SHORT PROBLEM: Show every line of the records below that contains the word "RAID".

DATA RECORDS:
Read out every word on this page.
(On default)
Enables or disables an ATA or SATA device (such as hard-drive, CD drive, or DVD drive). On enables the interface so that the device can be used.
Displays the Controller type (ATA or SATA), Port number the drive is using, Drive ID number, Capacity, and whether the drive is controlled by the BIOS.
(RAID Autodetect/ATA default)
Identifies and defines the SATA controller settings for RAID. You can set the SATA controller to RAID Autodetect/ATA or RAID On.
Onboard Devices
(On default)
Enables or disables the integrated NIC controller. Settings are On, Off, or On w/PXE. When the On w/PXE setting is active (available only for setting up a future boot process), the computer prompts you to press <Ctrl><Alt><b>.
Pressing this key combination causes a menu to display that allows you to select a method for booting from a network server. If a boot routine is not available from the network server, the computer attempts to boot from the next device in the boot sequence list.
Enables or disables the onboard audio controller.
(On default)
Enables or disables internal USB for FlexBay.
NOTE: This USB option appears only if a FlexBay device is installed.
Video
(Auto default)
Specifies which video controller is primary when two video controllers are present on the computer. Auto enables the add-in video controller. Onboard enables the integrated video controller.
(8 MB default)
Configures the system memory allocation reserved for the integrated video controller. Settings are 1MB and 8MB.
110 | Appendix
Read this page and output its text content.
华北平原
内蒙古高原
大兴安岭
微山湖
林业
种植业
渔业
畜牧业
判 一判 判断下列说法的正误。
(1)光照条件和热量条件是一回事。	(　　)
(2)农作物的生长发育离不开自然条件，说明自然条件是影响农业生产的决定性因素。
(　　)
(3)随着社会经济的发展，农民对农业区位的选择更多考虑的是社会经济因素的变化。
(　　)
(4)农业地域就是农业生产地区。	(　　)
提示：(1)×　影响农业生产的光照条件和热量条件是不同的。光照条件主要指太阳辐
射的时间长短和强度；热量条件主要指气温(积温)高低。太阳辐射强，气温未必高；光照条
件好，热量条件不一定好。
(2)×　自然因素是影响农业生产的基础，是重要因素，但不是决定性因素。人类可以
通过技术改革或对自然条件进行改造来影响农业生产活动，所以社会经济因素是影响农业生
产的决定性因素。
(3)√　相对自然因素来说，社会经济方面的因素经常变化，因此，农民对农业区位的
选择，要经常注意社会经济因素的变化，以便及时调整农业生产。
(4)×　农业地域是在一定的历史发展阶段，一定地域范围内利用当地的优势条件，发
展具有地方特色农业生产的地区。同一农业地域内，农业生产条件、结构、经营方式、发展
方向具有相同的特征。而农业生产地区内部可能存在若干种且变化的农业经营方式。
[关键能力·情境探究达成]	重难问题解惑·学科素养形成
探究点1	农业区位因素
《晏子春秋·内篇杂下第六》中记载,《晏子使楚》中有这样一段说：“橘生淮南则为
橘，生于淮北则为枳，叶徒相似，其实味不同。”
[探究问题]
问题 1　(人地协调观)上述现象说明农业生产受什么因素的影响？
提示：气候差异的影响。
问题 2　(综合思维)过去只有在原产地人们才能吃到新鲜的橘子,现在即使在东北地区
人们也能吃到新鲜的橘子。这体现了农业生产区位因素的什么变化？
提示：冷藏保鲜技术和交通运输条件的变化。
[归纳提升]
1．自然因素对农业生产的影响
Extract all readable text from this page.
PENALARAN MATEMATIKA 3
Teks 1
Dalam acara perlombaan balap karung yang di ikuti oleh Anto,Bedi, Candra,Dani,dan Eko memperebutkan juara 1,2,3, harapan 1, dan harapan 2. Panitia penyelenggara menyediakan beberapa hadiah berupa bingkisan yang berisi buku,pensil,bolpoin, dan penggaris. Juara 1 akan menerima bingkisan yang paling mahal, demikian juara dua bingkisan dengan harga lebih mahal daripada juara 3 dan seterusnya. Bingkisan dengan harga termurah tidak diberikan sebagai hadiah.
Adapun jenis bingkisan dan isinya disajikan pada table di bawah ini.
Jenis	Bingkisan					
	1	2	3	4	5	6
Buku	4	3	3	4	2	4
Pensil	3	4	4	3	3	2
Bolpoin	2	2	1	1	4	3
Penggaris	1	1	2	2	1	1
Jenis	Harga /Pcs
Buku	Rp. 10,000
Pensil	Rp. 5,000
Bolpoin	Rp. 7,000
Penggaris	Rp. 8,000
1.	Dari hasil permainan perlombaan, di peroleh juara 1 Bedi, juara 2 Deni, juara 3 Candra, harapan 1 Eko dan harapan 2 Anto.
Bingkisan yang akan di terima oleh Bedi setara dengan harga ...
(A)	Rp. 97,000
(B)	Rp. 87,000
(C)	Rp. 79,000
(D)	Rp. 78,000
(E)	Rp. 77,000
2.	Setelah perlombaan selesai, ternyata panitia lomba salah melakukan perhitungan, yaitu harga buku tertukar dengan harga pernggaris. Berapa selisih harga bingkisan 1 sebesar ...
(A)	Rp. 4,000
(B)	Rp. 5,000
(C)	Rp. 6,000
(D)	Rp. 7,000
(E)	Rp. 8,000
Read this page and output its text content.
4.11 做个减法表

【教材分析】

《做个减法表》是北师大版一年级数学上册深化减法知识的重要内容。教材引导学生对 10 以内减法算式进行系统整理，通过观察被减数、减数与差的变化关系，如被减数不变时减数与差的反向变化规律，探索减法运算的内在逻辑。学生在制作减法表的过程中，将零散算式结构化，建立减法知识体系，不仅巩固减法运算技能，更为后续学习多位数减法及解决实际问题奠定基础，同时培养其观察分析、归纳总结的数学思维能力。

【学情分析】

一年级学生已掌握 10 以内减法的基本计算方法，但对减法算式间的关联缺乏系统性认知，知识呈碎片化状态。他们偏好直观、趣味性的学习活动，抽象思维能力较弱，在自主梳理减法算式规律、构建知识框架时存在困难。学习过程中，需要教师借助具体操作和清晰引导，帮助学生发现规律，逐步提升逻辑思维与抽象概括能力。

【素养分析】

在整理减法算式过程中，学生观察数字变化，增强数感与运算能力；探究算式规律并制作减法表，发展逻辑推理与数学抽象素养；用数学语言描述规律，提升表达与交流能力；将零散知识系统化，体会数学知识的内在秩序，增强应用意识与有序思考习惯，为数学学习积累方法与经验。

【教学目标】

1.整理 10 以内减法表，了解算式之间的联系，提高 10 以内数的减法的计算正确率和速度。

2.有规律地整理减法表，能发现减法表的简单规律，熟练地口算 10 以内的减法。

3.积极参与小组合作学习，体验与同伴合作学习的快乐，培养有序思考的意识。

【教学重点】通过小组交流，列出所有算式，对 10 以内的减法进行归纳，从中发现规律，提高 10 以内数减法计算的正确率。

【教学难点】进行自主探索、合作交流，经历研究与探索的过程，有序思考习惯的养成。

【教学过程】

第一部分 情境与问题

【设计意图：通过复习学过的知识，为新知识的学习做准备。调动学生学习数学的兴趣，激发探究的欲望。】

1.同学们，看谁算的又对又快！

WORKED ANSWER:
(RAID Autodetect/ATA default)
Identifies and defines the SATA controller settings for RAID. You can set the SATA controller to RAID Autodetect/ATA or RAID On.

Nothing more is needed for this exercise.